- [SET TASK]:
In the copy, include every entry exactly but none of the images.

++++ RECORDS SHOWN ++++

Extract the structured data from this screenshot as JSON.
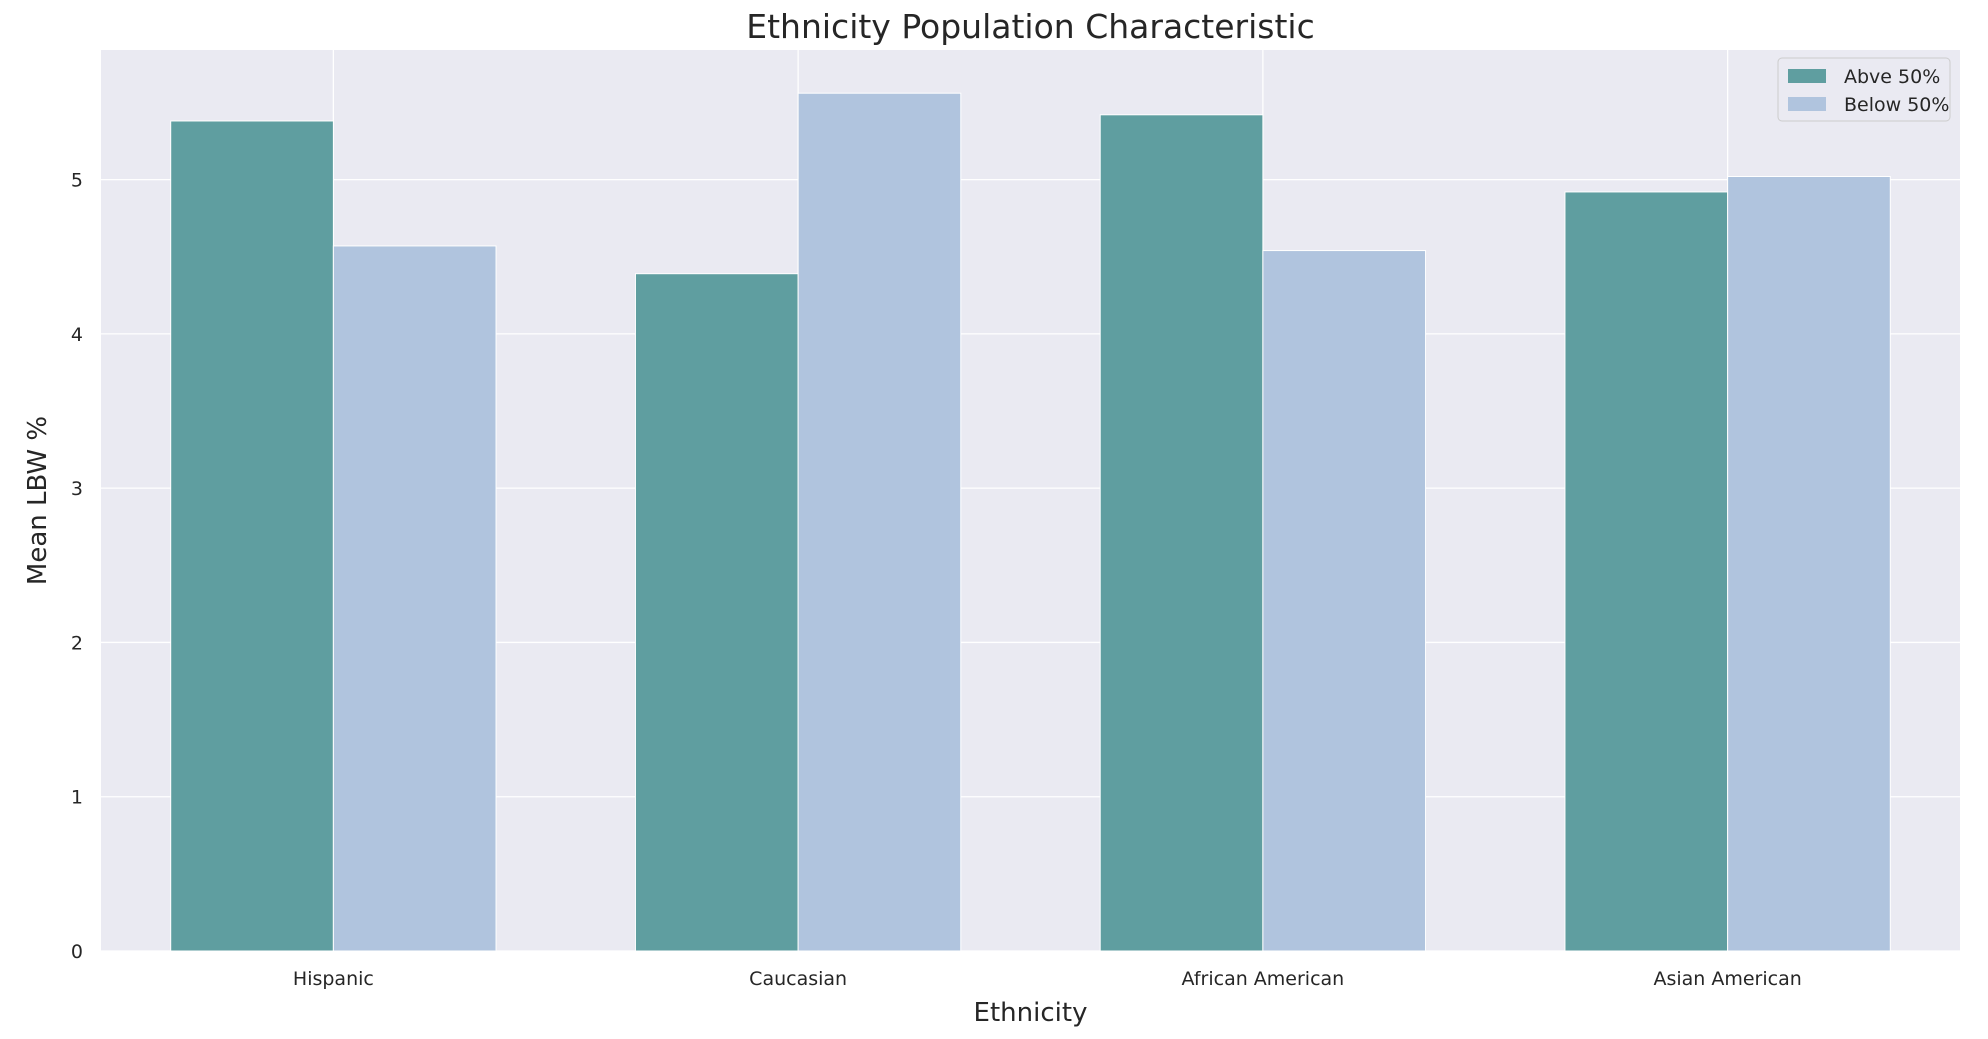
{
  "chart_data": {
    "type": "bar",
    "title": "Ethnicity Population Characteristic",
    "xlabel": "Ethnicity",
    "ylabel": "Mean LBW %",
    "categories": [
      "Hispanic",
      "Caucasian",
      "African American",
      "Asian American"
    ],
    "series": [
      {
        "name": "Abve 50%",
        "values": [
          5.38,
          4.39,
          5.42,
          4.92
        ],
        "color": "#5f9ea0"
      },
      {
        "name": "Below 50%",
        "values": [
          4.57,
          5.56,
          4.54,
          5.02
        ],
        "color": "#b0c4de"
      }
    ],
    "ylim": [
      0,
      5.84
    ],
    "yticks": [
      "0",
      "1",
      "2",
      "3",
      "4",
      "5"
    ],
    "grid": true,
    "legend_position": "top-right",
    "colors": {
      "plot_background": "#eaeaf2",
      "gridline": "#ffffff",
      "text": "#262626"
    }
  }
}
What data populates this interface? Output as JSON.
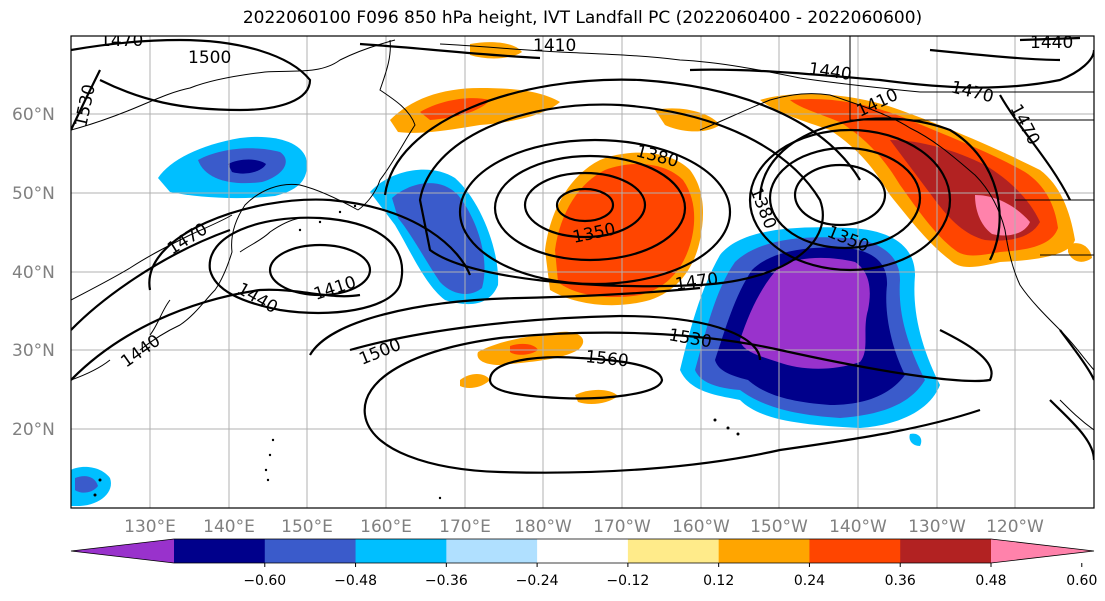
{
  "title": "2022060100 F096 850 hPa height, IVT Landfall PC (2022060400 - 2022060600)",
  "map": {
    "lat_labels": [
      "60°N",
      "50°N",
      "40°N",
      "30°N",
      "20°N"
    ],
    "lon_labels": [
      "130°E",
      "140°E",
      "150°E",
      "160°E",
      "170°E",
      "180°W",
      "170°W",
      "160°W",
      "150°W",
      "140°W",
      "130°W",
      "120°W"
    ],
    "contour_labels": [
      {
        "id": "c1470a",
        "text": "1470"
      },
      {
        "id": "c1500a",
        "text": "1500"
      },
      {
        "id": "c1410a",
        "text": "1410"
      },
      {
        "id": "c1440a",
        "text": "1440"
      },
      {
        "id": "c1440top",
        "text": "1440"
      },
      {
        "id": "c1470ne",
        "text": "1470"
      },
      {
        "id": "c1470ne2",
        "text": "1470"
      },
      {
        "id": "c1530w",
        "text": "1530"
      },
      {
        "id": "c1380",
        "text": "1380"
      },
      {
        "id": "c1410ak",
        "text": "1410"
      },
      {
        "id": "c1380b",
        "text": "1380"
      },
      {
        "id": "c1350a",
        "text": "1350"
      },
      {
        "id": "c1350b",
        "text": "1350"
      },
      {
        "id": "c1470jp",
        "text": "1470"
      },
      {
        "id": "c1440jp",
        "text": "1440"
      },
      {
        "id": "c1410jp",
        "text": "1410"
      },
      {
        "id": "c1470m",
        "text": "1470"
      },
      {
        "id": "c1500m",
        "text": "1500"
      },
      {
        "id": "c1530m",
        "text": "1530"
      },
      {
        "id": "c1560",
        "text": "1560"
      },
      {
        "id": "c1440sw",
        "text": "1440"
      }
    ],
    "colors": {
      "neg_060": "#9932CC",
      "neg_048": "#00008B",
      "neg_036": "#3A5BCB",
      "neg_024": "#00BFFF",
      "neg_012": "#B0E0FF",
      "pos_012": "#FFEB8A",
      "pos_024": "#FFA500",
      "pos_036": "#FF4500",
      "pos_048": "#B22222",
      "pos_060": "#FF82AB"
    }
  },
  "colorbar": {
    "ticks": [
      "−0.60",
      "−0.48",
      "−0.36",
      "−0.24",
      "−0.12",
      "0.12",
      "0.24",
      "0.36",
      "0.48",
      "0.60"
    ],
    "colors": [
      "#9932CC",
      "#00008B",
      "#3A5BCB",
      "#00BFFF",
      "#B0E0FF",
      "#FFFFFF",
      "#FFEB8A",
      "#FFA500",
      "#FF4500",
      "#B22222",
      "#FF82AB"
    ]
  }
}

++++

- [RESULT OF THE EXERCISE]:
Extract the structured data from this screenshot as JSON.
{
  "chart_data": {
    "type": "bar",
    "title": "Ethnicity Population Characteristic",
    "xlabel": "Ethnicity",
    "ylabel": "Mean LBW %",
    "categories": [
      "Hispanic",
      "Caucasian",
      "African American",
      "Asian American"
    ],
    "series": [
      {
        "name": "Abve 50%",
        "values": [
          5.38,
          4.39,
          5.42,
          4.92
        ],
        "color": "#5f9ea0"
      },
      {
        "name": "Below 50%",
        "values": [
          4.57,
          5.56,
          4.54,
          5.02
        ],
        "color": "#b0c4de"
      }
    ],
    "ylim": [
      0,
      5.84
    ],
    "yticks": [
      "0",
      "1",
      "2",
      "3",
      "4",
      "5"
    ],
    "grid": true,
    "legend_position": "top-right",
    "colors": {
      "plot_background": "#eaeaf2",
      "gridline": "#ffffff",
      "text": "#262626"
    }
  }
}
What data populates this interface? Output as JSON.
{
  "title": "2022060100 F096 850 hPa height, IVT Landfall PC (2022060400 - 2022060600)",
  "map": {
    "lat_labels": [
      "60°N",
      "50°N",
      "40°N",
      "30°N",
      "20°N"
    ],
    "lon_labels": [
      "130°E",
      "140°E",
      "150°E",
      "160°E",
      "170°E",
      "180°W",
      "170°W",
      "160°W",
      "150°W",
      "140°W",
      "130°W",
      "120°W"
    ],
    "contour_labels": [
      {
        "id": "c1470a",
        "text": "1470"
      },
      {
        "id": "c1500a",
        "text": "1500"
      },
      {
        "id": "c1410a",
        "text": "1410"
      },
      {
        "id": "c1440a",
        "text": "1440"
      },
      {
        "id": "c1440top",
        "text": "1440"
      },
      {
        "id": "c1470ne",
        "text": "1470"
      },
      {
        "id": "c1470ne2",
        "text": "1470"
      },
      {
        "id": "c1530w",
        "text": "1530"
      },
      {
        "id": "c1380",
        "text": "1380"
      },
      {
        "id": "c1410ak",
        "text": "1410"
      },
      {
        "id": "c1380b",
        "text": "1380"
      },
      {
        "id": "c1350a",
        "text": "1350"
      },
      {
        "id": "c1350b",
        "text": "1350"
      },
      {
        "id": "c1470jp",
        "text": "1470"
      },
      {
        "id": "c1440jp",
        "text": "1440"
      },
      {
        "id": "c1410jp",
        "text": "1410"
      },
      {
        "id": "c1470m",
        "text": "1470"
      },
      {
        "id": "c1500m",
        "text": "1500"
      },
      {
        "id": "c1530m",
        "text": "1530"
      },
      {
        "id": "c1560",
        "text": "1560"
      },
      {
        "id": "c1440sw",
        "text": "1440"
      }
    ],
    "colors": {
      "neg_060": "#9932CC",
      "neg_048": "#00008B",
      "neg_036": "#3A5BCB",
      "neg_024": "#00BFFF",
      "neg_012": "#B0E0FF",
      "pos_012": "#FFEB8A",
      "pos_024": "#FFA500",
      "pos_036": "#FF4500",
      "pos_048": "#B22222",
      "pos_060": "#FF82AB"
    }
  },
  "colorbar": {
    "ticks": [
      "−0.60",
      "−0.48",
      "−0.36",
      "−0.24",
      "−0.12",
      "0.12",
      "0.24",
      "0.36",
      "0.48",
      "0.60"
    ],
    "colors": [
      "#9932CC",
      "#00008B",
      "#3A5BCB",
      "#00BFFF",
      "#B0E0FF",
      "#FFFFFF",
      "#FFEB8A",
      "#FFA500",
      "#FF4500",
      "#B22222",
      "#FF82AB"
    ]
  }
}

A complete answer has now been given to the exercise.